** begin **

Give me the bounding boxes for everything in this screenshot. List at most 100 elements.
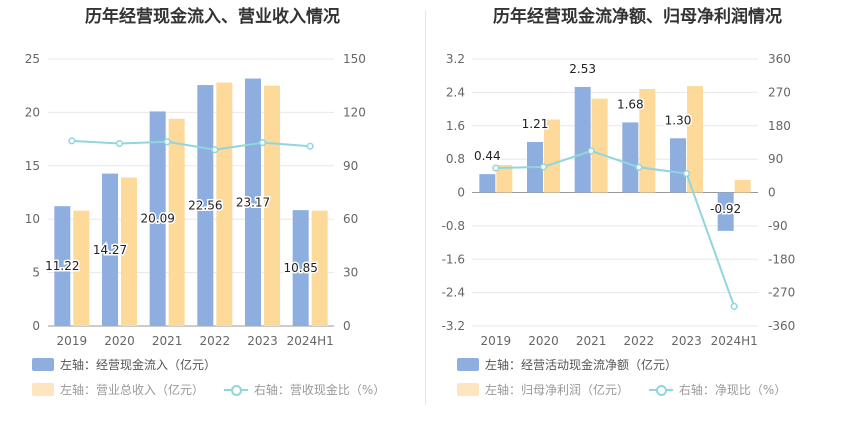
x-tick-label: 2019 xyxy=(57,334,88,348)
line-point xyxy=(682,170,691,178)
bar xyxy=(591,98,608,193)
bar xyxy=(197,85,214,326)
y-tick-label-left: -2.4 xyxy=(442,286,465,300)
legend-row-2: 左轴：归母净利润（亿元） 右轴：净现比（%） xyxy=(457,381,802,399)
bar xyxy=(670,138,686,193)
y-tick-label-right: 120 xyxy=(343,105,366,119)
bar xyxy=(73,210,90,326)
x-tick-label: 2021 xyxy=(152,334,183,348)
legend-swatch-blue xyxy=(32,358,54,371)
legend-item-net-cash-flow[interactable]: 左轴：经营活动现金流净额（亿元） xyxy=(457,356,677,373)
data-label: 11.22 xyxy=(45,259,79,273)
y-tick-label-right: -180 xyxy=(768,252,795,266)
legend-swatch-orange xyxy=(457,383,479,396)
bar xyxy=(687,86,703,193)
chart-panel-right: 历年经营现金流净额、归母净利润情况 -3.2 -360 -2.4 -270 -1.6 -1… xyxy=(425,0,850,437)
legend-item-net-cash-ratio[interactable]: 右轴：净现比（%） xyxy=(648,381,787,398)
line-point xyxy=(211,146,219,154)
legend-label: 左轴：经营现金流入（亿元） xyxy=(60,358,217,372)
data-label: 20.09 xyxy=(140,212,174,226)
bar xyxy=(54,206,71,326)
line-point xyxy=(258,139,267,147)
y-tick-label-left: 2.4 xyxy=(446,85,465,99)
data-label: 14.27 xyxy=(93,243,127,257)
legend-label: 左轴：营业总收入（亿元） xyxy=(60,383,205,397)
y-tick-label-left: 0 xyxy=(32,319,40,333)
y-tick-label-left: 1.6 xyxy=(446,119,465,133)
bar xyxy=(717,192,734,231)
chart-title: 历年经营现金流入、营业收入情况 xyxy=(85,7,340,27)
legend-item-ratio[interactable]: 右轴：营收现金比（%） xyxy=(223,381,386,398)
x-tick-label: 2022 xyxy=(624,334,655,348)
y-tick-label-right: 360 xyxy=(768,52,791,66)
y-tick-label-left: 3.2 xyxy=(446,52,465,66)
bar xyxy=(168,118,185,326)
data-label: 1.21 xyxy=(522,117,549,131)
legend-row-2: 左轴：营业总收入（亿元） 右轴：营收现金比（%） xyxy=(32,381,401,399)
x-tick-label: 2019 xyxy=(481,334,512,348)
bar xyxy=(574,86,591,193)
y-tick-label-left: -1.6 xyxy=(442,252,465,266)
data-label: -0.92 xyxy=(710,202,741,216)
y-tick-label-left: 25 xyxy=(25,52,40,66)
data-label: 1.68 xyxy=(617,97,644,111)
y-tick-label-right: 150 xyxy=(343,52,366,66)
bar xyxy=(216,82,233,326)
y-tick-label-left: 10 xyxy=(25,212,40,226)
line-point xyxy=(587,147,595,155)
bar xyxy=(292,210,309,326)
bar xyxy=(264,85,280,326)
chart-panel-left: 历年经营现金流入、营业收入情况 0 0 5 30 10 60 15 90 20 120 25 150 1… xyxy=(25,7,401,399)
data-label: 10.85 xyxy=(283,261,317,275)
legend-row-1: 左轴：经营现金流入（亿元） xyxy=(32,356,232,374)
ratio-line xyxy=(71,139,311,151)
legend-label: 左轴：归母净利润（亿元） xyxy=(485,383,630,397)
data-label: 2.53 xyxy=(569,62,596,76)
ratio-line xyxy=(495,149,736,307)
legend-item-revenue[interactable]: 左轴：营业总收入（亿元） xyxy=(32,381,204,398)
bar xyxy=(622,122,639,193)
y-tick-label-left: 0.8 xyxy=(446,152,465,166)
chart-canvas: 0 0 5 30 10 60 15 90 20 120 25 150 11.22 14.27 20.09 22… xyxy=(25,52,366,348)
line-point xyxy=(539,163,548,171)
panel-divider xyxy=(425,10,426,405)
legend-swatch-orange xyxy=(32,383,54,396)
legend-label: 右轴：营收现金比（%） xyxy=(253,383,386,397)
line-point xyxy=(115,140,124,148)
x-tick-label: 2021 xyxy=(576,334,607,348)
y-tick-label-left: 15 xyxy=(25,159,40,173)
bar xyxy=(102,173,118,326)
y-tick-label-left: -3.2 xyxy=(442,319,465,333)
legend-line-icon xyxy=(223,383,248,396)
bar xyxy=(121,177,137,326)
y-tick-label-right: 30 xyxy=(343,266,358,280)
y-tick-label-left: 5 xyxy=(32,266,40,280)
y-tick-label-left: -0.8 xyxy=(442,219,465,233)
y-tick-label-right: -360 xyxy=(768,319,795,333)
y-tick-label-right: -90 xyxy=(768,219,788,233)
chart-canvas: -3.2 -360 -2.4 -270 -1.6 -180 -0.8 -90 0 0 0.8 90 1.… xyxy=(442,52,796,348)
line-point xyxy=(68,137,76,145)
line-point xyxy=(635,163,643,171)
bar xyxy=(496,164,513,193)
y-tick-label-right: 270 xyxy=(768,85,791,99)
x-tick-label: 2020 xyxy=(104,334,135,348)
y-tick-label-right: 90 xyxy=(343,159,358,173)
x-tick-label: 2024H1 xyxy=(711,334,758,348)
y-tick-label-right: 60 xyxy=(343,212,358,226)
legend-line-icon xyxy=(648,383,673,396)
legend-item-cash-inflow[interactable]: 左轴：经营现金流入（亿元） xyxy=(32,356,216,373)
legend-item-net-profit[interactable]: 左轴：归母净利润（亿元） xyxy=(457,381,629,398)
bar xyxy=(311,210,328,326)
x-tick-label: 2020 xyxy=(528,334,559,348)
data-label: 0.44 xyxy=(474,149,501,163)
y-tick-label-left: 20 xyxy=(25,105,40,119)
y-tick-label-right: 90 xyxy=(768,152,783,166)
bar xyxy=(734,179,751,193)
legend-label: 左轴：经营活动现金流净额（亿元） xyxy=(485,358,678,372)
chart-title: 历年经营现金流净额、归母净利润情况 xyxy=(493,7,782,27)
bar xyxy=(149,111,166,326)
legend-label: 右轴：净现比（%） xyxy=(678,383,787,397)
x-tick-label: 2023 xyxy=(247,334,278,348)
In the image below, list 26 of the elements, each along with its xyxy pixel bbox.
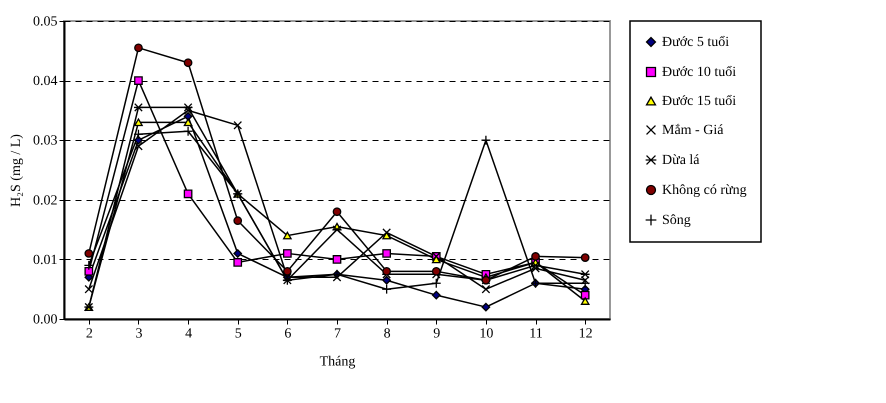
x-tick-label: 12 — [578, 326, 593, 342]
x-tick-label: 11 — [529, 326, 543, 342]
y-tick-label: 0.03 — [33, 134, 58, 149]
x-tick-label: 4 — [185, 326, 192, 342]
y-axis-title: H₂S (mg / L) — [9, 134, 24, 207]
y-tick-label: 0.00 — [33, 312, 58, 328]
x-axis-title: Tháng — [320, 354, 356, 370]
x-tick-label: 8 — [384, 326, 391, 342]
legend-label: Đước 15 tuổi — [662, 94, 736, 109]
legend-label: Đước 5 tuổi — [662, 35, 730, 50]
x-tick-label: 2 — [86, 326, 93, 342]
legend-label: Sông — [662, 213, 691, 228]
legend-label: Mắm - Giá — [662, 123, 724, 138]
x-tick-label: 5 — [234, 326, 242, 342]
y-tick-label: 0.01 — [33, 252, 58, 268]
legend-label: Đước 10 tuổi — [662, 65, 736, 80]
x-tick-label: 7 — [334, 326, 341, 342]
x-tick-label: 10 — [479, 326, 494, 342]
y-tick-label: 0.04 — [33, 74, 58, 90]
y-tick-label: 0.05 — [33, 14, 58, 30]
legend-label: Dừa lá — [662, 153, 700, 168]
x-tick-label: 9 — [433, 326, 440, 342]
legend-label: Không có rừng — [662, 183, 747, 198]
y-tick-label: 0.02 — [33, 193, 58, 208]
x-tick-label: 3 — [135, 326, 142, 342]
x-tick-label: 6 — [284, 326, 292, 342]
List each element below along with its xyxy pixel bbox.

** end **

| TASK TO CARRY OUT |
Copy out every one of the records above, line by line and word for word, without any of the pictures.

| WRITTEN ANSWER |
Give me the bounding boxes for everything in this screenshot. List at most 100 elements.
x-tick-label: 2019 xyxy=(57,334,88,348)
line-point xyxy=(682,170,691,178)
bar xyxy=(591,98,608,193)
bar xyxy=(197,85,214,326)
y-tick-label-left: -2.4 xyxy=(442,286,465,300)
legend-row-2: 左轴：归母净利润（亿元） 右轴：净现比（%） xyxy=(457,381,802,399)
bar xyxy=(670,138,686,193)
y-tick-label-right: 120 xyxy=(343,105,366,119)
bar xyxy=(73,210,90,326)
x-tick-label: 2021 xyxy=(152,334,183,348)
legend-swatch-blue xyxy=(32,358,54,371)
legend-item-net-cash-flow[interactable]: 左轴：经营活动现金流净额（亿元） xyxy=(457,356,677,373)
data-label: 11.22 xyxy=(45,259,79,273)
y-tick-label-right: -180 xyxy=(768,252,795,266)
legend-swatch-orange xyxy=(457,383,479,396)
bar xyxy=(687,86,703,193)
chart-panel-right: 历年经营现金流净额、归母净利润情况 -3.2 -360 -2.4 -270 -1.6 -1… xyxy=(425,0,850,437)
legend-item-net-cash-ratio[interactable]: 右轴：净现比（%） xyxy=(648,381,787,398)
line-point xyxy=(211,146,219,154)
legend-label: 左轴：经营现金流入（亿元） xyxy=(60,358,217,372)
data-label: 20.09 xyxy=(140,212,174,226)
bar xyxy=(54,206,71,326)
line-point xyxy=(258,139,267,147)
y-tick-label-left: 2.4 xyxy=(446,85,465,99)
data-label: 14.27 xyxy=(93,243,127,257)
legend-label: 左轴：营业总收入（亿元） xyxy=(60,383,205,397)
y-tick-label-left: 0 xyxy=(32,319,40,333)
y-tick-label-left: 1.6 xyxy=(446,119,465,133)
bar xyxy=(717,192,734,231)
chart-title: 历年经营现金流入、营业收入情况 xyxy=(85,7,340,27)
legend-item-ratio[interactable]: 右轴：营收现金比（%） xyxy=(223,381,386,398)
x-tick-label: 2022 xyxy=(624,334,655,348)
y-tick-label-right: 360 xyxy=(768,52,791,66)
y-tick-label-left: 3.2 xyxy=(446,52,465,66)
bar xyxy=(168,118,185,326)
data-label: 1.21 xyxy=(522,117,549,131)
legend-row-2: 左轴：营业总收入（亿元） 右轴：营收现金比（%） xyxy=(32,381,401,399)
x-tick-label: 2019 xyxy=(481,334,512,348)
bar xyxy=(574,86,591,193)
y-tick-label-left: -1.6 xyxy=(442,252,465,266)
data-label: -0.92 xyxy=(710,202,741,216)
y-tick-label-left: 25 xyxy=(25,52,40,66)
data-label: 1.68 xyxy=(617,97,644,111)
y-tick-label-right: 150 xyxy=(343,52,366,66)
bar xyxy=(216,82,233,326)
y-tick-label-left: 10 xyxy=(25,212,40,226)
line-point xyxy=(587,147,595,155)
bar xyxy=(292,210,309,326)
bar xyxy=(264,85,280,326)
chart-panel-left: 历年经营现金流入、营业收入情况 0 0 5 30 10 60 15 90 20 120 25 150 1… xyxy=(25,7,401,399)
data-label: 10.85 xyxy=(283,261,317,275)
legend-row-1: 左轴：经营现金流入（亿元） xyxy=(32,356,232,374)
ratio-line xyxy=(71,139,311,151)
legend-label: 左轴：归母净利润（亿元） xyxy=(485,383,630,397)
data-label: 2.53 xyxy=(569,62,596,76)
ratio-line xyxy=(495,149,736,307)
legend-item-revenue[interactable]: 左轴：营业总收入（亿元） xyxy=(32,381,204,398)
bar xyxy=(622,122,639,193)
y-tick-label-left: 0.8 xyxy=(446,152,465,166)
chart-canvas: 0 0 5 30 10 60 15 90 20 120 25 150 11.22 14.27 20.09 22… xyxy=(25,52,366,348)
line-point xyxy=(539,163,548,171)
panel-divider xyxy=(425,10,426,405)
legend-swatch-orange xyxy=(32,383,54,396)
legend-label: 右轴：营收现金比（%） xyxy=(253,383,386,397)
line-point xyxy=(115,140,124,148)
x-tick-label: 2021 xyxy=(576,334,607,348)
y-tick-label-left: 15 xyxy=(25,159,40,173)
bar xyxy=(102,173,118,326)
y-tick-label-left: -3.2 xyxy=(442,319,465,333)
legend-line-icon xyxy=(223,383,248,396)
bar xyxy=(121,177,137,326)
y-tick-label-right: 30 xyxy=(343,266,358,280)
y-tick-label-left: 5 xyxy=(32,266,40,280)
y-tick-label-left: -0.8 xyxy=(442,219,465,233)
y-tick-label-right: -360 xyxy=(768,319,795,333)
y-tick-label-right: -90 xyxy=(768,219,788,233)
chart-canvas: -3.2 -360 -2.4 -270 -1.6 -180 -0.8 -90 0 0 0.8 90 1.… xyxy=(442,52,796,348)
line-point xyxy=(68,137,76,145)
line-point xyxy=(635,163,643,171)
bar xyxy=(496,164,513,193)
y-tick-label-right: 270 xyxy=(768,85,791,99)
x-tick-label: 2020 xyxy=(104,334,135,348)
y-tick-label-right: 90 xyxy=(343,159,358,173)
x-tick-label: 2024H1 xyxy=(711,334,758,348)
y-tick-label-right: 60 xyxy=(343,212,358,226)
legend-line-icon xyxy=(648,383,673,396)
legend-item-cash-inflow[interactable]: 左轴：经营现金流入（亿元） xyxy=(32,356,216,373)
legend-item-net-profit[interactable]: 左轴：归母净利润（亿元） xyxy=(457,381,629,398)
bar xyxy=(311,210,328,326)
x-tick-label: 2020 xyxy=(528,334,559,348)
data-label: 0.44 xyxy=(474,149,501,163)
y-tick-label-left: 20 xyxy=(25,105,40,119)
y-tick-label-right: 90 xyxy=(768,152,783,166)
bar xyxy=(734,179,751,193)
legend-label: 左轴：经营活动现金流净额（亿元） xyxy=(485,358,678,372)
chart-title: 历年经营现金流净额、归母净利润情况 xyxy=(493,7,782,27)
bar xyxy=(149,111,166,326)
legend-label: 右轴：净现比（%） xyxy=(678,383,787,397)
x-tick-label: 2023 xyxy=(247,334,278,348)
In the image below, list 26 of the elements, each along with its xyxy pixel bbox.
x-tick-label: 12 — [578, 326, 593, 342]
x-tick-label: 11 — [529, 326, 543, 342]
y-tick-label: 0.03 — [33, 134, 58, 149]
x-tick-label: 4 — [185, 326, 192, 342]
y-axis-title: H₂S (mg / L) — [9, 134, 24, 207]
y-tick-label: 0.00 — [33, 312, 58, 328]
x-axis-title: Tháng — [320, 354, 356, 370]
x-tick-label: 8 — [384, 326, 391, 342]
legend-label: Đước 15 tuổi — [662, 94, 736, 109]
legend-label: Đước 5 tuổi — [662, 35, 730, 50]
x-tick-label: 2 — [86, 326, 93, 342]
legend-label: Sông — [662, 213, 691, 228]
legend-label: Mắm - Giá — [662, 123, 724, 138]
x-tick-label: 5 — [234, 326, 242, 342]
y-tick-label: 0.01 — [33, 252, 58, 268]
legend-label: Đước 10 tuổi — [662, 65, 736, 80]
x-tick-label: 7 — [334, 326, 341, 342]
x-tick-label: 10 — [479, 326, 494, 342]
y-tick-label: 0.04 — [33, 74, 58, 90]
y-tick-label: 0.05 — [33, 14, 58, 30]
legend-label: Dừa lá — [662, 153, 700, 168]
x-tick-label: 9 — [433, 326, 440, 342]
legend-label: Không có rừng — [662, 183, 747, 198]
y-tick-label: 0.02 — [33, 193, 58, 208]
x-tick-label: 3 — [135, 326, 142, 342]
x-tick-label: 6 — [284, 326, 292, 342]
List each element below along with its xyxy pixel bbox.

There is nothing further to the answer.